§ DATA PROVIDED:
** Start **

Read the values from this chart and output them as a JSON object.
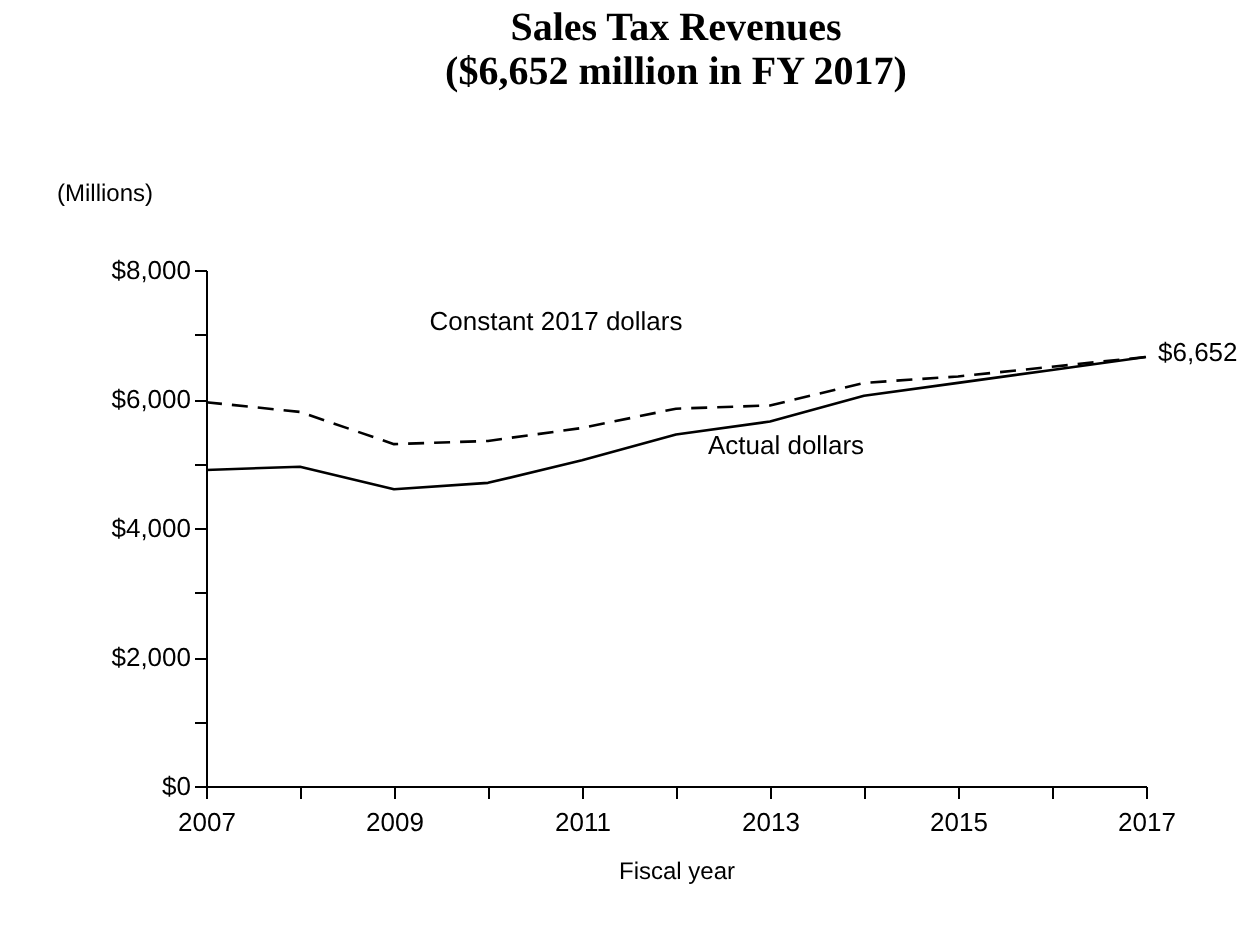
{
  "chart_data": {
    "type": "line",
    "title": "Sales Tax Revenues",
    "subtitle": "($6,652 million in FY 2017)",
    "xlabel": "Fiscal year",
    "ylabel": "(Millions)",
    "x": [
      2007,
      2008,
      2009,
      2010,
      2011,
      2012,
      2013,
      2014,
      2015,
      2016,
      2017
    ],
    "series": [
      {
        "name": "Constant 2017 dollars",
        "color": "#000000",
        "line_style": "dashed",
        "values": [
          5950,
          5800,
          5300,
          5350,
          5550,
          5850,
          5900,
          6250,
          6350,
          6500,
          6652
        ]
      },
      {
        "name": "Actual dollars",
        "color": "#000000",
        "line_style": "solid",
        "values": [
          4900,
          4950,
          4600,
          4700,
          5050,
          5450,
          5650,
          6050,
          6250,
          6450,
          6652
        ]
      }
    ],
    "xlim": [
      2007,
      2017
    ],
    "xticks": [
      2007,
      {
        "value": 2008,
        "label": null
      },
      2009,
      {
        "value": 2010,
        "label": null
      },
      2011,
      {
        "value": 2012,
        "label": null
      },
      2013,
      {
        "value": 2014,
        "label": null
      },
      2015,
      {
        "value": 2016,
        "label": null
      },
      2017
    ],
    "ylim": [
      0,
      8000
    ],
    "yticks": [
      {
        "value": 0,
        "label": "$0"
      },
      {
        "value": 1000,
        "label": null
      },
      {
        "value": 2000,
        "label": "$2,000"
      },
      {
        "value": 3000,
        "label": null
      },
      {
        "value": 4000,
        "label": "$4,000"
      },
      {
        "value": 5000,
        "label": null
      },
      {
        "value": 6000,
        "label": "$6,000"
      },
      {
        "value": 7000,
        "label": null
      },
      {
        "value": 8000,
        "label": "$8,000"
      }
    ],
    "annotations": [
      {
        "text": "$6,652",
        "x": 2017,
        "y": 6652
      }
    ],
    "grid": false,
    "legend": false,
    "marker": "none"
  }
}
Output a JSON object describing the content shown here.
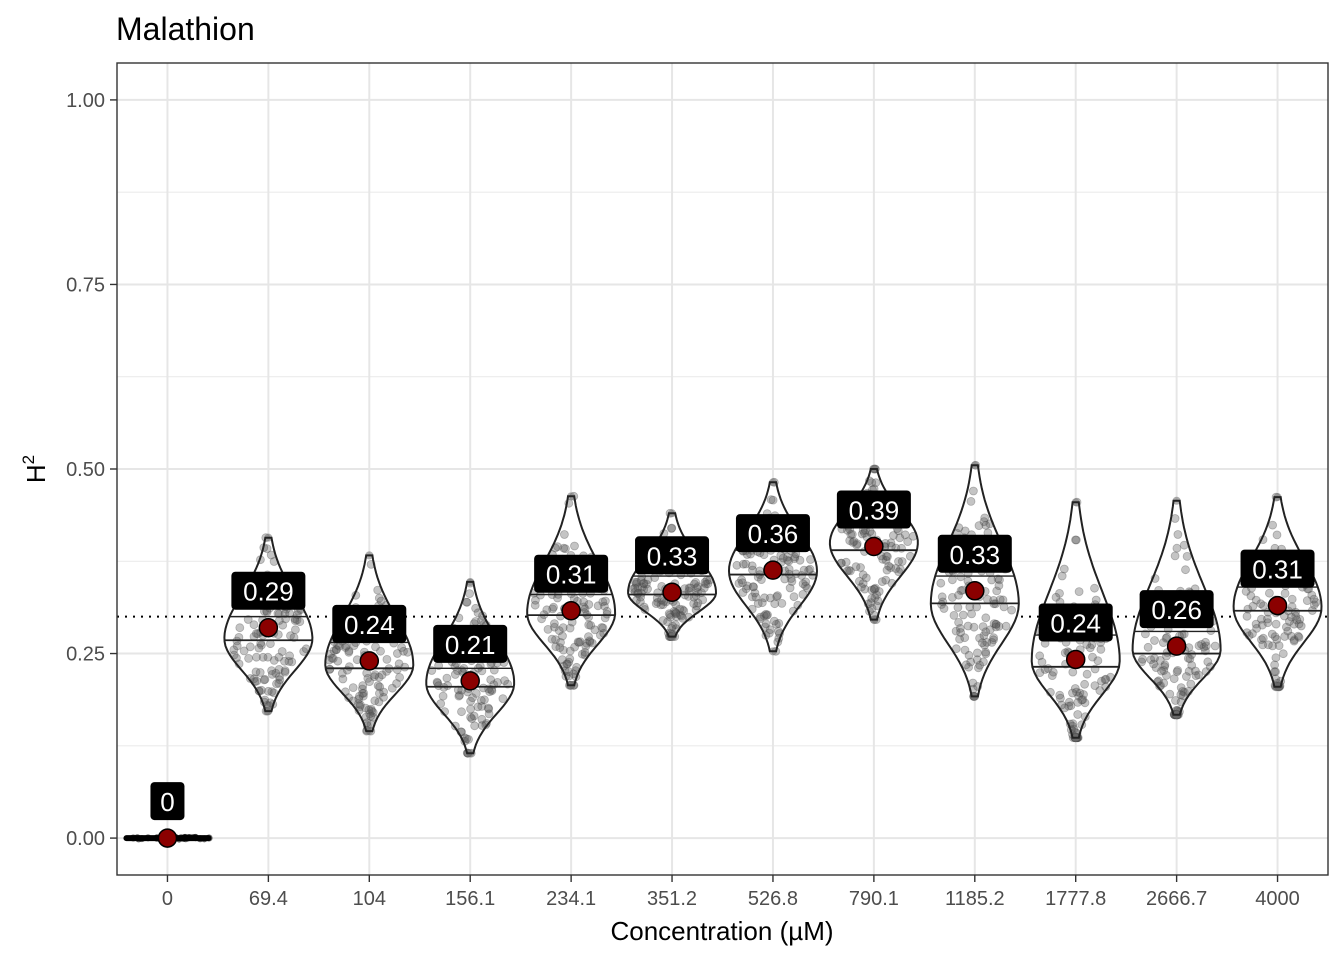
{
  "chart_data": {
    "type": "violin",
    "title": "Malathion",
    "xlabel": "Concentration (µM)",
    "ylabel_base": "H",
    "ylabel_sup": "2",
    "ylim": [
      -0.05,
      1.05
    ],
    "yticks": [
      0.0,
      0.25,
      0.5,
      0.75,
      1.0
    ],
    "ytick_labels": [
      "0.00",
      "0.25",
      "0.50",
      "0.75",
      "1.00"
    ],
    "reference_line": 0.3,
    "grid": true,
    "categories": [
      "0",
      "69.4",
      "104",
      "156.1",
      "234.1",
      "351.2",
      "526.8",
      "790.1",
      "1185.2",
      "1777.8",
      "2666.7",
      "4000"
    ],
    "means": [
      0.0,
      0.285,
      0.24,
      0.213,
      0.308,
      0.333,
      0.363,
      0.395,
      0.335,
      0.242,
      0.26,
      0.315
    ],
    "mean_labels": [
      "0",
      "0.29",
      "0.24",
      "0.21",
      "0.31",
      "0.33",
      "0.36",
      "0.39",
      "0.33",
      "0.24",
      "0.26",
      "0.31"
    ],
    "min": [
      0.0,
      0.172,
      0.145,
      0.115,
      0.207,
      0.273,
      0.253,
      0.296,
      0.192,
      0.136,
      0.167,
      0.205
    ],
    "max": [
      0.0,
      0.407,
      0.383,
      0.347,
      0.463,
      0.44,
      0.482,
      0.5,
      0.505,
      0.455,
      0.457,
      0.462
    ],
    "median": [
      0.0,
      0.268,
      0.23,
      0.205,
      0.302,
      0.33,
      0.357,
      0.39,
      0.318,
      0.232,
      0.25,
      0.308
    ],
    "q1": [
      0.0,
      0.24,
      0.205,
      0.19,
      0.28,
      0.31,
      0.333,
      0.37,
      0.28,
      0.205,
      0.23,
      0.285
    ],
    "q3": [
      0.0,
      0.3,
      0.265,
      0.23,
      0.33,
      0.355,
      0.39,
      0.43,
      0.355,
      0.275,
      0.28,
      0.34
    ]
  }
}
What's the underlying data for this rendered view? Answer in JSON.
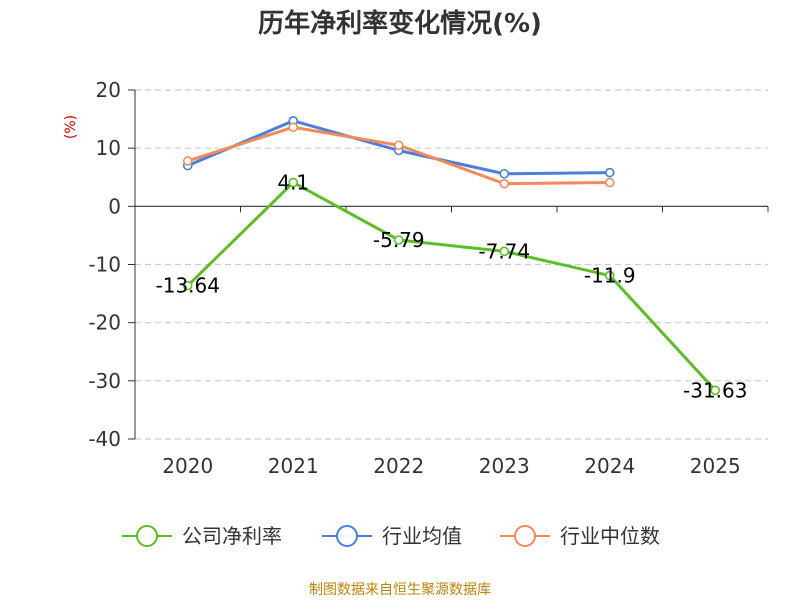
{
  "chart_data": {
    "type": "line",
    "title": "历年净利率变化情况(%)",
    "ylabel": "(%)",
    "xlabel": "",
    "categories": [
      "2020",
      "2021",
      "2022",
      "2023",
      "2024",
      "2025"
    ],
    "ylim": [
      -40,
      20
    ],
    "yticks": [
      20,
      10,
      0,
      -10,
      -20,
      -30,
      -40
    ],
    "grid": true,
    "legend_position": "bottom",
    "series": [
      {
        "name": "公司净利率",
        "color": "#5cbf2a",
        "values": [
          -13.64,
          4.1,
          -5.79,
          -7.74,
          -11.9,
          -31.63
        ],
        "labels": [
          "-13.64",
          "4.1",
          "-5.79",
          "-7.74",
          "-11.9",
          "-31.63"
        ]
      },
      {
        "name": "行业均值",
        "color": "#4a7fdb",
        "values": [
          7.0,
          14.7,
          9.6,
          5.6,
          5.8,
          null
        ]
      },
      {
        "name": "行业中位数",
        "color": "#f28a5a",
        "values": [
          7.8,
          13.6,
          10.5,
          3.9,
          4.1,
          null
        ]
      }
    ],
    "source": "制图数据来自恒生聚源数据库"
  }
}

** End **

§ WHAT IS BEING ASKED: Each entry above is to be written out again unchanged, apart from the pictures, which are left out.

§ EXERCISE RESPONSE:
Read the values from this chart and output them as a JSON object.
{
  "chart_data": {
    "type": "line",
    "title": "Sales Tax Revenues",
    "subtitle": "($6,652 million in FY 2017)",
    "xlabel": "Fiscal year",
    "ylabel": "(Millions)",
    "x": [
      2007,
      2008,
      2009,
      2010,
      2011,
      2012,
      2013,
      2014,
      2015,
      2016,
      2017
    ],
    "series": [
      {
        "name": "Constant 2017 dollars",
        "color": "#000000",
        "line_style": "dashed",
        "values": [
          5950,
          5800,
          5300,
          5350,
          5550,
          5850,
          5900,
          6250,
          6350,
          6500,
          6652
        ]
      },
      {
        "name": "Actual dollars",
        "color": "#000000",
        "line_style": "solid",
        "values": [
          4900,
          4950,
          4600,
          4700,
          5050,
          5450,
          5650,
          6050,
          6250,
          6450,
          6652
        ]
      }
    ],
    "xlim": [
      2007,
      2017
    ],
    "xticks": [
      2007,
      {
        "value": 2008,
        "label": null
      },
      2009,
      {
        "value": 2010,
        "label": null
      },
      2011,
      {
        "value": 2012,
        "label": null
      },
      2013,
      {
        "value": 2014,
        "label": null
      },
      2015,
      {
        "value": 2016,
        "label": null
      },
      2017
    ],
    "ylim": [
      0,
      8000
    ],
    "yticks": [
      {
        "value": 0,
        "label": "$0"
      },
      {
        "value": 1000,
        "label": null
      },
      {
        "value": 2000,
        "label": "$2,000"
      },
      {
        "value": 3000,
        "label": null
      },
      {
        "value": 4000,
        "label": "$4,000"
      },
      {
        "value": 5000,
        "label": null
      },
      {
        "value": 6000,
        "label": "$6,000"
      },
      {
        "value": 7000,
        "label": null
      },
      {
        "value": 8000,
        "label": "$8,000"
      }
    ],
    "annotations": [
      {
        "text": "$6,652",
        "x": 2017,
        "y": 6652
      }
    ],
    "grid": false,
    "legend": false,
    "marker": "none"
  }
}
Output a JSON object describing the content shown here.
{
  "chart_data": {
    "type": "violin",
    "title": "Malathion",
    "xlabel": "Concentration (µM)",
    "ylabel_base": "H",
    "ylabel_sup": "2",
    "ylim": [
      -0.05,
      1.05
    ],
    "yticks": [
      0.0,
      0.25,
      0.5,
      0.75,
      1.0
    ],
    "ytick_labels": [
      "0.00",
      "0.25",
      "0.50",
      "0.75",
      "1.00"
    ],
    "reference_line": 0.3,
    "grid": true,
    "categories": [
      "0",
      "69.4",
      "104",
      "156.1",
      "234.1",
      "351.2",
      "526.8",
      "790.1",
      "1185.2",
      "1777.8",
      "2666.7",
      "4000"
    ],
    "means": [
      0.0,
      0.285,
      0.24,
      0.213,
      0.308,
      0.333,
      0.363,
      0.395,
      0.335,
      0.242,
      0.26,
      0.315
    ],
    "mean_labels": [
      "0",
      "0.29",
      "0.24",
      "0.21",
      "0.31",
      "0.33",
      "0.36",
      "0.39",
      "0.33",
      "0.24",
      "0.26",
      "0.31"
    ],
    "min": [
      0.0,
      0.172,
      0.145,
      0.115,
      0.207,
      0.273,
      0.253,
      0.296,
      0.192,
      0.136,
      0.167,
      0.205
    ],
    "max": [
      0.0,
      0.407,
      0.383,
      0.347,
      0.463,
      0.44,
      0.482,
      0.5,
      0.505,
      0.455,
      0.457,
      0.462
    ],
    "median": [
      0.0,
      0.268,
      0.23,
      0.205,
      0.302,
      0.33,
      0.357,
      0.39,
      0.318,
      0.232,
      0.25,
      0.308
    ],
    "q1": [
      0.0,
      0.24,
      0.205,
      0.19,
      0.28,
      0.31,
      0.333,
      0.37,
      0.28,
      0.205,
      0.23,
      0.285
    ],
    "q3": [
      0.0,
      0.3,
      0.265,
      0.23,
      0.33,
      0.355,
      0.39,
      0.43,
      0.355,
      0.275,
      0.28,
      0.34
    ]
  }
}
What's the underlying data for this rendered view? Answer in JSON.
{
  "chart_data": {
    "type": "line",
    "title": "历年净利率变化情况(%)",
    "ylabel": "(%)",
    "xlabel": "",
    "categories": [
      "2020",
      "2021",
      "2022",
      "2023",
      "2024",
      "2025"
    ],
    "ylim": [
      -40,
      20
    ],
    "yticks": [
      20,
      10,
      0,
      -10,
      -20,
      -30,
      -40
    ],
    "grid": true,
    "legend_position": "bottom",
    "series": [
      {
        "name": "公司净利率",
        "color": "#5cbf2a",
        "values": [
          -13.64,
          4.1,
          -5.79,
          -7.74,
          -11.9,
          -31.63
        ],
        "labels": [
          "-13.64",
          "4.1",
          "-5.79",
          "-7.74",
          "-11.9",
          "-31.63"
        ]
      },
      {
        "name": "行业均值",
        "color": "#4a7fdb",
        "values": [
          7.0,
          14.7,
          9.6,
          5.6,
          5.8,
          null
        ]
      },
      {
        "name": "行业中位数",
        "color": "#f28a5a",
        "values": [
          7.8,
          13.6,
          10.5,
          3.9,
          4.1,
          null
        ]
      }
    ],
    "source": "制图数据来自恒生聚源数据库"
  }
}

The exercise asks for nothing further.